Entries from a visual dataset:

_ _ _ _ _ _ _

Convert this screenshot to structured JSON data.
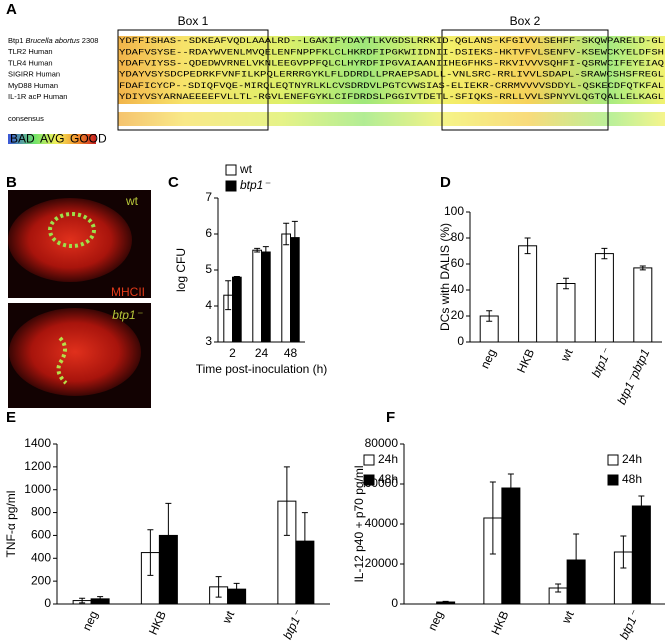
{
  "panel_labels": [
    "A",
    "B",
    "C",
    "D",
    "E",
    "F"
  ],
  "alignment": {
    "box_labels": [
      "Box 1",
      "Box 2"
    ],
    "rows": [
      {
        "name": [
          "Btp1",
          "Brucella abortus",
          "2308"
        ],
        "sequence": "YDFFISHAS--SDKEAFVQDLAAALRD--LGAKIFYDAYTLKVGDSLRRKID-QGLANS-KFGIVVLSEHFF-SKQWPARELD-GL"
      },
      {
        "name": "TLR2 Human",
        "sequence": "YDAFVSYSE--RDAYWVENLMVQELENFNPPFKLCLHKRDFIPGKWIIDNII-DSIEKS-HKTVFVLSENFV-KSEWCKYELDFSH"
      },
      {
        "name": "TLR4 Human",
        "sequence": "YDAFVIYSS--QDEDWVRNELVKNLEEGVPPFQLCLHYRDFIPGVAIAANIIHEGFHKS-RKVIVVVSQHFI-QSRWCIFEYEIAQ"
      },
      {
        "name": "SIGIRR Human",
        "sequence": "YDAYVSYSDCPEDRKFVNFILKPQLERRRGYKLFLDDRDLLPRAEPSADLL-VNLSRC-RRLIVVLSDAPL-SRAWCSHSFREGL"
      },
      {
        "name": "MyD88 Human",
        "sequence": "FDAFICYCP--SDIQFVQE-MIRQLEQTNYRLKLCVSDRDVLPGTCVWSIAS-ELIEKR-CRRMVVVVSDDYL-QSKECDFQTKFAL"
      },
      {
        "name": "IL-1R acP Human",
        "sequence": "YDIYVSYARNAEEEEFVLLTL-RGVLENEFGYKLCIFDRDSLPGGIVTDETL-SFIQKS-RRLLVVLSPNYVLQGTQALLELKAGL"
      }
    ],
    "consensus_label": "consensus",
    "scale_labels": [
      "BAD",
      "AVG",
      "GOOD"
    ]
  },
  "images": {
    "labels": [
      "wt",
      "MHCII",
      "btp1⁻"
    ]
  },
  "chart_data": [
    {
      "type": "bar",
      "ylabel": "log CFU",
      "xlabel": "Time post-inoculation (h)",
      "categories": [
        "2",
        "24",
        "48"
      ],
      "series": [
        {
          "name": "wt",
          "color": "#ffffff",
          "values": [
            4.3,
            5.55,
            6.0
          ],
          "errors": [
            0.4,
            0.05,
            0.3
          ]
        },
        {
          "name": "btp1⁻",
          "color": "#000000",
          "values": [
            4.8,
            5.5,
            5.9
          ],
          "errors": [
            0.02,
            0.15,
            0.45
          ]
        }
      ],
      "ylim": [
        3,
        7
      ],
      "yticks": [
        3,
        4,
        5,
        6,
        7
      ]
    },
    {
      "type": "bar",
      "ylabel": "DCs with DALIS (%)",
      "categories": [
        "neg",
        "HKB",
        "wt",
        "btp1⁻",
        "btp1⁻pbtp1"
      ],
      "values": [
        20,
        74,
        45,
        68,
        57
      ],
      "errors": [
        4,
        6,
        4,
        4,
        1.5
      ],
      "color": "#ffffff",
      "ylim": [
        0,
        100
      ],
      "yticks": [
        0,
        20,
        40,
        60,
        80,
        100
      ]
    },
    {
      "type": "bar",
      "ylabel": "TNF-α pg/ml",
      "categories": [
        "neg",
        "HKB",
        "wt",
        "btp1⁻"
      ],
      "series": [
        {
          "name": "24h",
          "color": "#ffffff",
          "values": [
            30,
            450,
            150,
            900
          ],
          "errors": [
            20,
            200,
            90,
            300
          ]
        },
        {
          "name": "48h",
          "color": "#000000",
          "values": [
            45,
            600,
            130,
            550
          ],
          "errors": [
            20,
            280,
            50,
            250
          ]
        }
      ],
      "ylim": [
        0,
        1400
      ],
      "yticks": [
        0,
        200,
        400,
        600,
        800,
        1000,
        1200,
        1400
      ]
    },
    {
      "type": "bar",
      "ylabel": "IL-12 p40 + p70 pg/ml",
      "categories": [
        "neg",
        "HKB",
        "wt",
        "btp1⁻"
      ],
      "series": [
        {
          "name": "24h",
          "color": "#ffffff",
          "values": [
            0,
            43000,
            8000,
            26000
          ],
          "errors": [
            0,
            18000,
            2000,
            8000
          ]
        },
        {
          "name": "48h",
          "color": "#000000",
          "values": [
            1000,
            58000,
            22000,
            49000
          ],
          "errors": [
            300,
            7000,
            13000,
            5000
          ]
        }
      ],
      "ylim": [
        0,
        80000
      ],
      "yticks": [
        0,
        20000,
        40000,
        60000,
        80000
      ]
    }
  ]
}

_ _ _ _ _ _ _

**WHAT TO WORK ON**. Repeat all the records above exactly, leaving out any pictures.

**ANSWER TO THE TASK**.
Convert this screenshot to structured JSON data.
{
  "panel_labels": [
    "A",
    "B",
    "C",
    "D",
    "E",
    "F"
  ],
  "alignment": {
    "box_labels": [
      "Box 1",
      "Box 2"
    ],
    "rows": [
      {
        "name": [
          "Btp1",
          "Brucella abortus",
          "2308"
        ],
        "sequence": "YDFFISHAS--SDKEAFVQDLAAALRD--LGAKIFYDAYTLKVGDSLRRKID-QGLANS-KFGIVVLSEHFF-SKQWPARELD-GL"
      },
      {
        "name": "TLR2 Human",
        "sequence": "YDAFVSYSE--RDAYWVENLMVQELENFNPPFKLCLHKRDFIPGKWIIDNII-DSIEKS-HKTVFVLSENFV-KSEWCKYELDFSH"
      },
      {
        "name": "TLR4 Human",
        "sequence": "YDAFVIYSS--QDEDWVRNELVKNLEEGVPPFQLCLHYRDFIPGVAIAANIIHEGFHKS-RKVIVVVSQHFI-QSRWCIFEYEIAQ"
      },
      {
        "name": "SIGIRR Human",
        "sequence": "YDAYVSYSDCPEDRKFVNFILKPQLERRRGYKLFLDDRDLLPRAEPSADLL-VNLSRC-RRLIVVLSDAPL-SRAWCSHSFREGL"
      },
      {
        "name": "MyD88 Human",
        "sequence": "FDAFICYCP--SDIQFVQE-MIRQLEQTNYRLKLCVSDRDVLPGTCVWSIAS-ELIEKR-CRRMVVVVSDDYL-QSKECDFQTKFAL"
      },
      {
        "name": "IL-1R acP Human",
        "sequence": "YDIYVSYARNAEEEEFVLLTL-RGVLENEFGYKLCIFDRDSLPGGIVTDETL-SFIQKS-RRLLVVLSPNYVLQGTQALLELKAGL"
      }
    ],
    "consensus_label": "consensus",
    "scale_labels": [
      "BAD",
      "AVG",
      "GOOD"
    ]
  },
  "images": {
    "labels": [
      "wt",
      "MHCII",
      "btp1⁻"
    ]
  },
  "chart_data": [
    {
      "type": "bar",
      "ylabel": "log CFU",
      "xlabel": "Time post-inoculation (h)",
      "categories": [
        "2",
        "24",
        "48"
      ],
      "series": [
        {
          "name": "wt",
          "color": "#ffffff",
          "values": [
            4.3,
            5.55,
            6.0
          ],
          "errors": [
            0.4,
            0.05,
            0.3
          ]
        },
        {
          "name": "btp1⁻",
          "color": "#000000",
          "values": [
            4.8,
            5.5,
            5.9
          ],
          "errors": [
            0.02,
            0.15,
            0.45
          ]
        }
      ],
      "ylim": [
        3,
        7
      ],
      "yticks": [
        3,
        4,
        5,
        6,
        7
      ]
    },
    {
      "type": "bar",
      "ylabel": "DCs with DALIS (%)",
      "categories": [
        "neg",
        "HKB",
        "wt",
        "btp1⁻",
        "btp1⁻pbtp1"
      ],
      "values": [
        20,
        74,
        45,
        68,
        57
      ],
      "errors": [
        4,
        6,
        4,
        4,
        1.5
      ],
      "color": "#ffffff",
      "ylim": [
        0,
        100
      ],
      "yticks": [
        0,
        20,
        40,
        60,
        80,
        100
      ]
    },
    {
      "type": "bar",
      "ylabel": "TNF-α pg/ml",
      "categories": [
        "neg",
        "HKB",
        "wt",
        "btp1⁻"
      ],
      "series": [
        {
          "name": "24h",
          "color": "#ffffff",
          "values": [
            30,
            450,
            150,
            900
          ],
          "errors": [
            20,
            200,
            90,
            300
          ]
        },
        {
          "name": "48h",
          "color": "#000000",
          "values": [
            45,
            600,
            130,
            550
          ],
          "errors": [
            20,
            280,
            50,
            250
          ]
        }
      ],
      "ylim": [
        0,
        1400
      ],
      "yticks": [
        0,
        200,
        400,
        600,
        800,
        1000,
        1200,
        1400
      ]
    },
    {
      "type": "bar",
      "ylabel": "IL-12 p40 + p70 pg/ml",
      "categories": [
        "neg",
        "HKB",
        "wt",
        "btp1⁻"
      ],
      "series": [
        {
          "name": "24h",
          "color": "#ffffff",
          "values": [
            0,
            43000,
            8000,
            26000
          ],
          "errors": [
            0,
            18000,
            2000,
            8000
          ]
        },
        {
          "name": "48h",
          "color": "#000000",
          "values": [
            1000,
            58000,
            22000,
            49000
          ],
          "errors": [
            300,
            7000,
            13000,
            5000
          ]
        }
      ],
      "ylim": [
        0,
        80000
      ],
      "yticks": [
        0,
        20000,
        40000,
        60000,
        80000
      ]
    }
  ]
}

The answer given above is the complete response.